Exercise brief:
Write out the whole listing again, exactly.

The input:
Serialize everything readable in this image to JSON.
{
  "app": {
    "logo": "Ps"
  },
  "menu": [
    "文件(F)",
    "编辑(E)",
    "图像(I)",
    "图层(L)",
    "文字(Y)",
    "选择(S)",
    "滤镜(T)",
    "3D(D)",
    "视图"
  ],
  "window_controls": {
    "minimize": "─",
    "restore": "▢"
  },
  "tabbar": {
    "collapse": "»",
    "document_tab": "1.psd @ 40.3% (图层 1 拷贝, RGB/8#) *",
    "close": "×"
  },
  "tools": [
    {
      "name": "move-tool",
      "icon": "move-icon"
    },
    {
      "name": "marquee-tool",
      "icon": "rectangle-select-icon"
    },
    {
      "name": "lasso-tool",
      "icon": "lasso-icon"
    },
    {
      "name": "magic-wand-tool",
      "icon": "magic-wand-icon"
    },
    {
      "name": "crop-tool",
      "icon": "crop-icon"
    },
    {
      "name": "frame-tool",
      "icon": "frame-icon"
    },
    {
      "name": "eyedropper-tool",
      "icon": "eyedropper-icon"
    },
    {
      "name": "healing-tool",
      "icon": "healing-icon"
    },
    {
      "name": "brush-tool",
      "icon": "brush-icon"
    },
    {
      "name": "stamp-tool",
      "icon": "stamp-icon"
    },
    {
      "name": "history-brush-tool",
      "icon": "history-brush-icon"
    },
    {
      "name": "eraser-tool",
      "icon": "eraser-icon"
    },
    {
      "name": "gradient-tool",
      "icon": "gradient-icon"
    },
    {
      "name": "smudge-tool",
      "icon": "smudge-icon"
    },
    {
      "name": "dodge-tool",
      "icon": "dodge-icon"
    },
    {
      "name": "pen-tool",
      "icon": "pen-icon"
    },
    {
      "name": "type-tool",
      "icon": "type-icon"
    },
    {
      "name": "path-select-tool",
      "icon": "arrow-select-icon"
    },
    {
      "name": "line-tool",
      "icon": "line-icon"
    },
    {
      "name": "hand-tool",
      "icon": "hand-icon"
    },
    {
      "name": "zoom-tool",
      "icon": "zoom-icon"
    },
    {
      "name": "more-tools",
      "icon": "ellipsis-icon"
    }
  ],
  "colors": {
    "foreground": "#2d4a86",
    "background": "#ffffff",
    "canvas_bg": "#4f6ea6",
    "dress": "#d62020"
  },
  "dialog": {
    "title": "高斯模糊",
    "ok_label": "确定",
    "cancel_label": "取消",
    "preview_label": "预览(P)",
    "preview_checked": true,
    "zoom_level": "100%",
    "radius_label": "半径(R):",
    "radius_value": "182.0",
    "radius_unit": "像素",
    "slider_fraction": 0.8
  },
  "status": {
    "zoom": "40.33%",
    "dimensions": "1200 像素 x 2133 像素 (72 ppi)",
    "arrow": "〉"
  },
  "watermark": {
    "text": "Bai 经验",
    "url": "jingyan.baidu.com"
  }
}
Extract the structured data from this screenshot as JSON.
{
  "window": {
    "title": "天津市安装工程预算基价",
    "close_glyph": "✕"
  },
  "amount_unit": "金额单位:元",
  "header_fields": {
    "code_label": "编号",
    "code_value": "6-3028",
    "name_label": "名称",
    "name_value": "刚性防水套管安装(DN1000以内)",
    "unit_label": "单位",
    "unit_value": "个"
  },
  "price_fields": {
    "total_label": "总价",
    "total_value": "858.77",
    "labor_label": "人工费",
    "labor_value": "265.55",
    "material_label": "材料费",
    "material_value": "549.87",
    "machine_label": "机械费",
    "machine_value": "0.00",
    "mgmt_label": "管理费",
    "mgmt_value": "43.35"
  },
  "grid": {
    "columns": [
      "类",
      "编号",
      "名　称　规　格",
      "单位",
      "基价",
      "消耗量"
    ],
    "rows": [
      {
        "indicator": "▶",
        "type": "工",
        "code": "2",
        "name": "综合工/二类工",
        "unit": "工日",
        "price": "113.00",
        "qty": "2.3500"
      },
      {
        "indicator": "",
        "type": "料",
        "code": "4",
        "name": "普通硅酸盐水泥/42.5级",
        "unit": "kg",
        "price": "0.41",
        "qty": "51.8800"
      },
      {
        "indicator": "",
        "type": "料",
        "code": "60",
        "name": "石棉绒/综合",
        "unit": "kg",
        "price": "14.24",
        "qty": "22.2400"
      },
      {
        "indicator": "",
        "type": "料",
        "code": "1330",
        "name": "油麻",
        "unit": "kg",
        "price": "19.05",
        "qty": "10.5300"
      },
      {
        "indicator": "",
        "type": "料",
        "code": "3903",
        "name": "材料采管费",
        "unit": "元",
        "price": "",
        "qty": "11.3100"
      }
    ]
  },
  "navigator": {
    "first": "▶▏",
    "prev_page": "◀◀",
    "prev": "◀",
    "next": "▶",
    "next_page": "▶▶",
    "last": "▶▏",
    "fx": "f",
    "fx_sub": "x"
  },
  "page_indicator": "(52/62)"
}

Answer for the task:
Serialize everything readable in this image to JSON.
{
  "app": {
    "logo": "Ps"
  },
  "menu": [
    "文件(F)",
    "编辑(E)",
    "图像(I)",
    "图层(L)",
    "文字(Y)",
    "选择(S)",
    "滤镜(T)",
    "3D(D)",
    "视图"
  ],
  "window_controls": {
    "minimize": "─",
    "restore": "▢"
  },
  "tabbar": {
    "collapse": "»",
    "document_tab": "1.psd @ 40.3% (图层 1 拷贝, RGB/8#) *",
    "close": "×"
  },
  "tools": [
    {
      "name": "move-tool",
      "icon": "move-icon"
    },
    {
      "name": "marquee-tool",
      "icon": "rectangle-select-icon"
    },
    {
      "name": "lasso-tool",
      "icon": "lasso-icon"
    },
    {
      "name": "magic-wand-tool",
      "icon": "magic-wand-icon"
    },
    {
      "name": "crop-tool",
      "icon": "crop-icon"
    },
    {
      "name": "frame-tool",
      "icon": "frame-icon"
    },
    {
      "name": "eyedropper-tool",
      "icon": "eyedropper-icon"
    },
    {
      "name": "healing-tool",
      "icon": "healing-icon"
    },
    {
      "name": "brush-tool",
      "icon": "brush-icon"
    },
    {
      "name": "stamp-tool",
      "icon": "stamp-icon"
    },
    {
      "name": "history-brush-tool",
      "icon": "history-brush-icon"
    },
    {
      "name": "eraser-tool",
      "icon": "eraser-icon"
    },
    {
      "name": "gradient-tool",
      "icon": "gradient-icon"
    },
    {
      "name": "smudge-tool",
      "icon": "smudge-icon"
    },
    {
      "name": "dodge-tool",
      "icon": "dodge-icon"
    },
    {
      "name": "pen-tool",
      "icon": "pen-icon"
    },
    {
      "name": "type-tool",
      "icon": "type-icon"
    },
    {
      "name": "path-select-tool",
      "icon": "arrow-select-icon"
    },
    {
      "name": "line-tool",
      "icon": "line-icon"
    },
    {
      "name": "hand-tool",
      "icon": "hand-icon"
    },
    {
      "name": "zoom-tool",
      "icon": "zoom-icon"
    },
    {
      "name": "more-tools",
      "icon": "ellipsis-icon"
    }
  ],
  "colors": {
    "foreground": "#2d4a86",
    "background": "#ffffff",
    "canvas_bg": "#4f6ea6",
    "dress": "#d62020"
  },
  "dialog": {
    "title": "高斯模糊",
    "ok_label": "确定",
    "cancel_label": "取消",
    "preview_label": "预览(P)",
    "preview_checked": true,
    "zoom_level": "100%",
    "radius_label": "半径(R):",
    "radius_value": "182.0",
    "radius_unit": "像素",
    "slider_fraction": 0.8
  },
  "status": {
    "zoom": "40.33%",
    "dimensions": "1200 像素 x 2133 像素 (72 ppi)",
    "arrow": "〉"
  },
  "watermark": {
    "text": "Bai 经验",
    "url": "jingyan.baidu.com"
  }
}
Extract the structured data from this screenshot as JSON.
{
  "window": {
    "title": "天津市安装工程预算基价",
    "close_glyph": "✕"
  },
  "amount_unit": "金额单位:元",
  "header_fields": {
    "code_label": "编号",
    "code_value": "6-3028",
    "name_label": "名称",
    "name_value": "刚性防水套管安装(DN1000以内)",
    "unit_label": "单位",
    "unit_value": "个"
  },
  "price_fields": {
    "total_label": "总价",
    "total_value": "858.77",
    "labor_label": "人工费",
    "labor_value": "265.55",
    "material_label": "材料费",
    "material_value": "549.87",
    "machine_label": "机械费",
    "machine_value": "0.00",
    "mgmt_label": "管理费",
    "mgmt_value": "43.35"
  },
  "grid": {
    "columns": [
      "类",
      "编号",
      "名　称　规　格",
      "单位",
      "基价",
      "消耗量"
    ],
    "rows": [
      {
        "indicator": "▶",
        "type": "工",
        "code": "2",
        "name": "综合工/二类工",
        "unit": "工日",
        "price": "113.00",
        "qty": "2.3500"
      },
      {
        "indicator": "",
        "type": "料",
        "code": "4",
        "name": "普通硅酸盐水泥/42.5级",
        "unit": "kg",
        "price": "0.41",
        "qty": "51.8800"
      },
      {
        "indicator": "",
        "type": "料",
        "code": "60",
        "name": "石棉绒/综合",
        "unit": "kg",
        "price": "14.24",
        "qty": "22.2400"
      },
      {
        "indicator": "",
        "type": "料",
        "code": "1330",
        "name": "油麻",
        "unit": "kg",
        "price": "19.05",
        "qty": "10.5300"
      },
      {
        "indicator": "",
        "type": "料",
        "code": "3903",
        "name": "材料采管费",
        "unit": "元",
        "price": "",
        "qty": "11.3100"
      }
    ]
  },
  "navigator": {
    "first": "▶▏",
    "prev_page": "◀◀",
    "prev": "◀",
    "next": "▶",
    "next_page": "▶▶",
    "last": "▶▏",
    "fx": "f",
    "fx_sub": "x"
  },
  "page_indicator": "(52/62)"
}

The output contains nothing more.